## Directions
From the listing below, select every line where the word "plan" appears.
[Extracted data start]
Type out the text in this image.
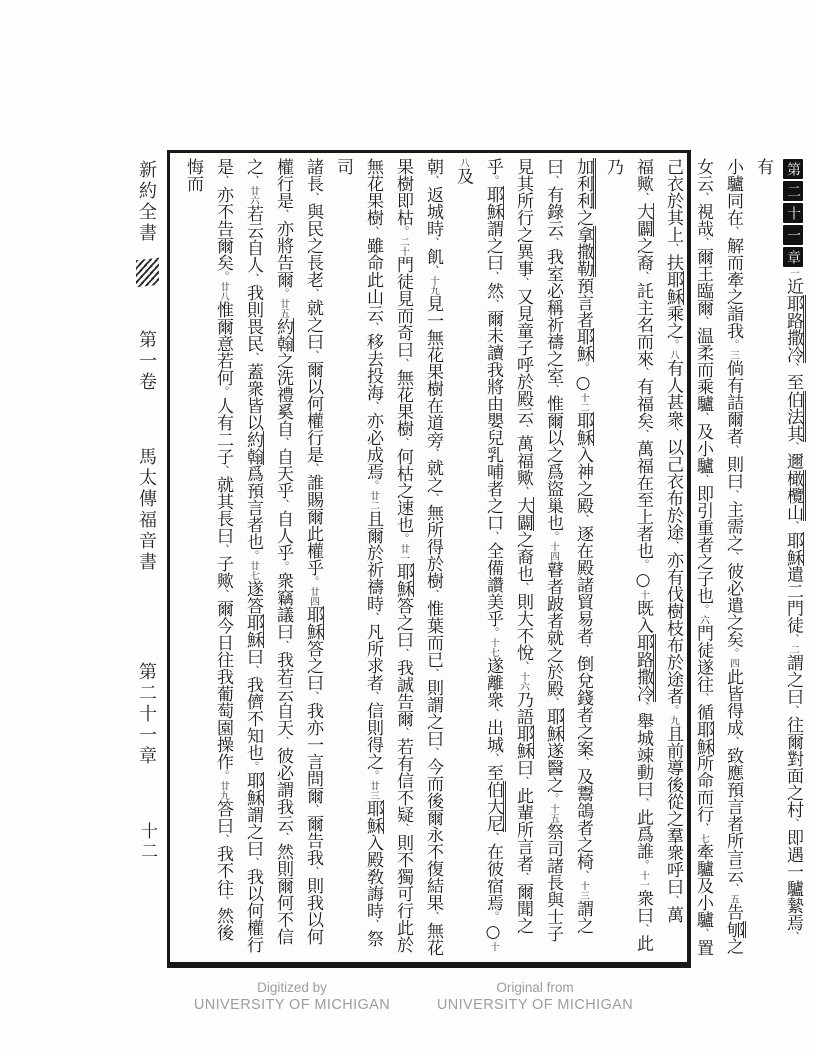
新約全書
第一卷
馬太傳福音書
第二十一章
十二
第二十一章一近耶路撒冷、至伯法其、邇橄欖山、耶穌遣二門徒、二謂之曰、往爾對面之村、即遇一驢縶焉、有
小驢同在、解而牽之詣我。三倘有詰爾者、則曰、主需之、彼必遣之矣。四此皆得成、致應預言者所言云、五告郇之
女云、視哉、爾王臨爾、温柔而乘驢、及小驢、即引重者之子也。六門徒遂往、循耶穌所命而行、七牽驢及小驢、置
己衣於其上、扶耶穌乘之。八有人甚衆、以己衣布於途、亦有伐樹枝布於途者。九且前導後從之羣衆呼曰、萬
福歟、大闢之裔、託主名而來、有福矣、萬福在至上者也。○十既入耶路撒冷、舉城竦動曰、此爲誰。十一衆曰、此乃
加利利之拿撒勒預言者耶穌。○十二耶穌入神之殿、逐在殿諸貿易者、倒兌錢者之案、及鬻鴿者之椅、十三謂之
曰、有錄云、我室必稱祈禱之室、惟爾以之爲盜巢也。十四瞽者跛者就之於殿、耶穌遂醫之。十五祭司諸長與士子
見其所行之異事、又見童子呼於殿云、萬福歟、大闢之裔也、則大不悅、十六乃語耶穌曰、此輩所言者、爾聞之
乎。耶穌謂之曰、然、爾未讀我將由嬰兒乳哺者之口、全備讚美乎。十七遂離衆、出城、至伯大尼、在彼宿焉。○十八及
朝、返城時、飢、十九見一無花果樹在道旁、就之、無所得於樹、惟葉而已、則謂之曰、今而後爾永不復結果、無花
果樹即枯。二十門徒見而奇曰、無花果樹、何枯之速也。廿一耶穌答之曰、我誠告爾、若有信不疑、則不獨可行此於
無花果樹、雖命此山云、移去投海、亦必成焉。廿二且爾於祈禱時、凡所求者、信則得之。廿三耶穌入殿敎誨時、祭司
諸長、與民之長老、就之曰、爾以何權行是、誰賜爾此權乎。廿四耶穌答之曰、我亦一言問爾、爾告我、則我以何
權行是、亦將告爾。廿五約翰之洗禮奚自、自天乎、自人乎。衆竊議曰、我若云自天、彼必謂我云、然則爾何不信
之、廿六若云自人、我則畏民、蓋衆皆以約翰爲預言者也。廿七遂答耶穌曰、我儕不知也。耶穌謂之曰、我以何權行
是、亦不告爾矣。廿八惟爾意若何。人有二子、就其長曰、子歟、爾今日往我葡萄園操作。廿九答曰、我不往、然後悔而
Digitized by
UNIVERSITY OF MICHIGAN
Original from
UNIVERSITY OF MICHIGAN
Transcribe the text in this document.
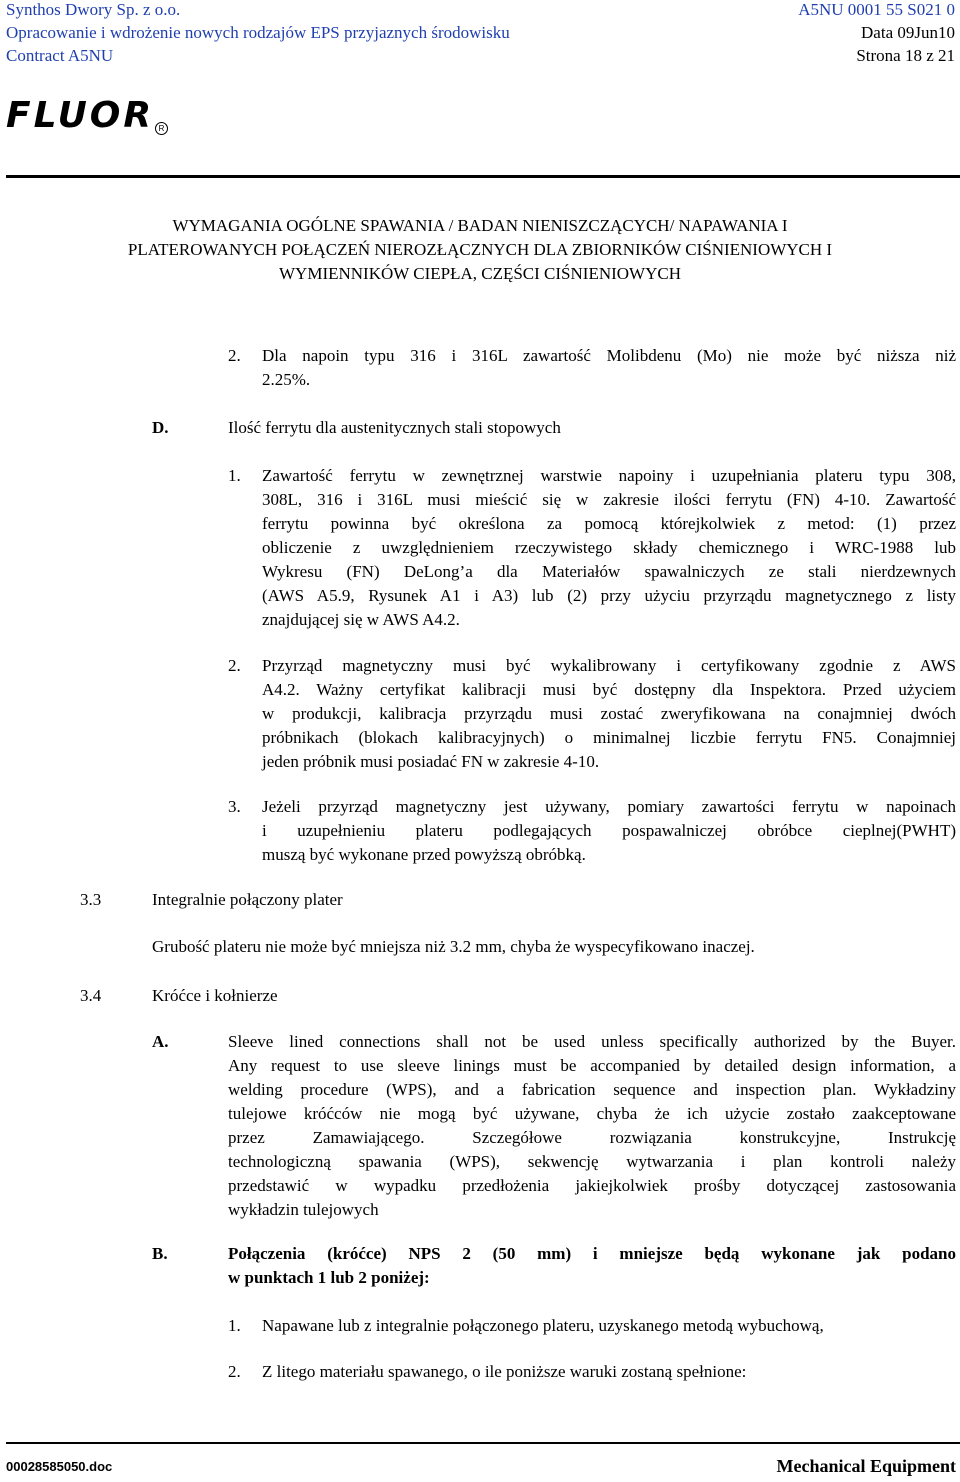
Synthos Dwory Sp. z o.o.	A5NU 0001 55 S021 0
Opracowanie i wdrożenie nowych rodzajów EPS przyjaznych środowisku	Data 09Jun10
Contract A5NU	Strona 18 z 21
FLUOR R
WYMAGANIA OGÓLNE SPAWANIA / BADAN NIENISZCZĄCYCH/ NAPAWANIA I
PLATEROWANYCH POŁĄCZEŃ NIEROZŁĄCZNYCH DLA ZBIORNIKÓW CIŚNIENIOWYCH I
WYMIENNIKÓW CIEPŁA, CZĘŚCI CIŚNIENIOWYCH
2. Dla napoin typu 316 i 316L zawartość Molibdenu (Mo) nie może być niższa niż
2.25%.
D.	Ilość ferrytu dla austenitycznych stali stopowych
1. Zawartość ferrytu w zewnętrznej warstwie napoiny i uzupełniania plateru typu 308,
308L, 316 i 316L musi mieścić się w zakresie ilości ferrytu (FN) 4-10. Zawartość
ferrytu powinna być określona za pomocą którejkolwiek z metod: (1) przez
obliczenie z uwzględnieniem rzeczywistego składy chemicznego i WRC-1988 lub
Wykresu (FN) DeLong’a dla Materiałów spawalniczych ze stali nierdzewnych
(AWS A5.9, Rysunek A1 i A3) lub (2) przy użyciu przyrządu magnetycznego z listy
znajdującej się w AWS A4.2.
2. Przyrząd magnetyczny musi być wykalibrowany i certyfikowany zgodnie z AWS
A4.2. Ważny certyfikat kalibracji musi być dostępny dla Inspektora. Przed użyciem
w produkcji, kalibracja przyrządu musi zostać zweryfikowana na conajmniej dwóch
próbnikach (blokach kalibracyjnych) o minimalnej liczbie ferrytu FN5. Conajmniej
jeden próbnik musi posiadać FN w zakresie 4-10.
3. Jeżeli przyrząd magnetyczny jest używany, pomiary zawartości ferrytu w napoinach
i uzupełnieniu plateru podlegających pospawalniczej obróbce cieplnej(PWHT)
muszą być wykonane przed powyższą obróbką.
3.3	Integralnie połączony plater
Grubość plateru nie może być mniejsza niż 3.2 mm, chyba że wyspecyfikowano inaczej.
3.4	Króćce i kołnierze
A.	Sleeve lined connections shall not be used unless specifically authorized by the Buyer.
Any request to use sleeve linings must be accompanied by detailed design information, a
welding procedure (WPS), and a fabrication sequence and inspection plan. Wykładziny
tulejowe króćców nie mogą być używane, chyba że ich użycie zostało zaakceptowane
przez Zamawiającego. Szczegółowe rozwiązania konstrukcyjne, Instrukcję
technologiczną spawania (WPS), sekwencję wytwarzania i plan kontroli należy
przedstawić w wypadku przedłożenia jakiejkolwiek prośby dotyczącej zastosowania
wykładzin tulejowych
B.	Połączenia (króćce) NPS 2 (50 mm) i mniejsze będą wykonane jak podano
w punktach 1 lub 2 poniżej:
1. Napawane lub z integralnie połączonego plateru, uzyskanego metodą wybuchową,
2. Z litego materiału spawanego, o ile poniższe waruki zostaną spełnione:
00028585050.doc	Mechanical Equipment
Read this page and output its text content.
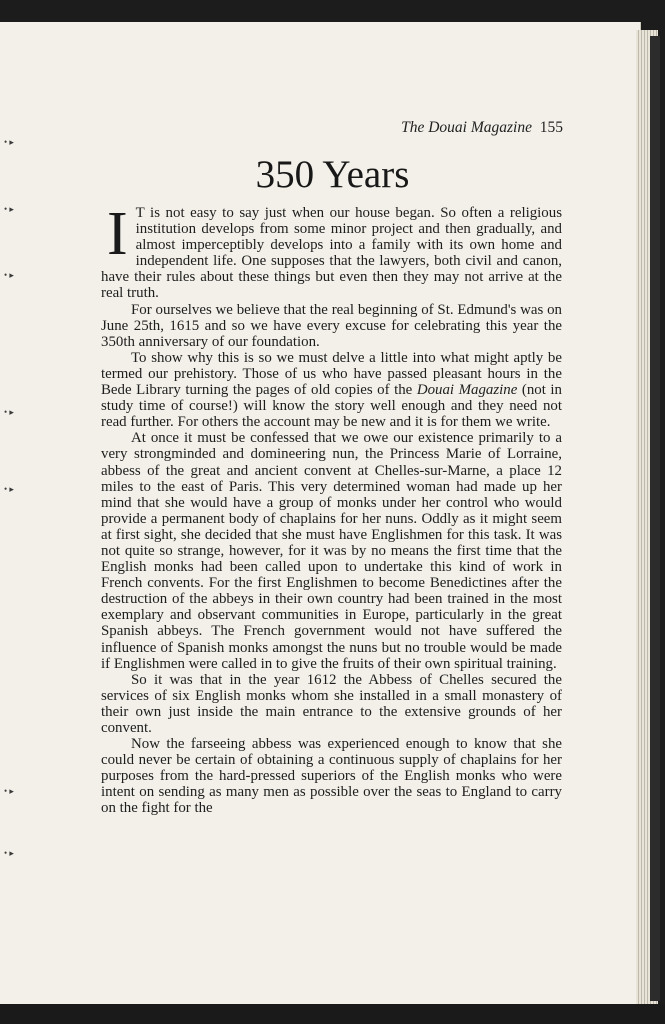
• ▸
• ▸
• ▸
• ▸
• ▸
• ▸
• ▸
The Douai Magazine 155
350 Years

I T is not easy to say just when our house began. So often a religious institution develops from some minor project and then gradually, and almost imperceptibly develops into a family with its own home and independent life. One supposes that the lawyers, both civil and canon, have their rules about these things but even then they may not arrive at the real truth.

For ourselves we believe that the real beginning of St. Edmund's was on June 25th, 1615 and so we have every excuse for celebrating this year the 350th anniversary of our foundation.

To show why this is so we must delve a little into what might aptly be termed our prehistory. Those of us who have passed pleasant hours in the Bede Library turning the pages of old copies of the Douai Magazine (not in study time of course!) will know the story well enough and they need not read further. For others the account may be new and it is for them we write.

At once it must be confessed that we owe our existence primarily to a very strongminded and domineering nun, the Princess Marie of Lorraine, abbess of the great and ancient convent at Chelles-sur-Marne, a place 12 miles to the east of Paris. This very determined woman had made up her mind that she would have a group of monks under her control who would provide a permanent body of chaplains for her nuns. Oddly as it might seem at first sight, she decided that she must have Englishmen for this task. It was not quite so strange, however, for it was by no means the first time that the English monks had been called upon to undertake this kind of work in French convents. For the first Englishmen to become Benedictines after the destruction of the abbeys in their own country had been trained in the most exemplary and observant communities in Europe, particularly in the great Spanish abbeys. The French government would not have suffered the influence of Spanish monks amongst the nuns but no trouble would be made if Englishmen were called in to give the fruits of their own spiritual training.

So it was that in the year 1612 the Abbess of Chelles secured the services of six English monks whom she installed in a small monastery of their own just inside the main entrance to the extensive grounds of her convent.

Now the farseeing abbess was experienced enough to know that she could never be certain of obtaining a continuous supply of chaplains for her purposes from the hard-pressed superiors of the English monks who were intent on sending as many men as possible over the seas to England to carry on the fight for the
[Extracted data end]
## Finished answer
welding procedure (WPS), and a fabrication sequence and inspection plan. Wykładziny
technologiczną spawania (WPS), sekwencję wytwarzania i plan kontroli należy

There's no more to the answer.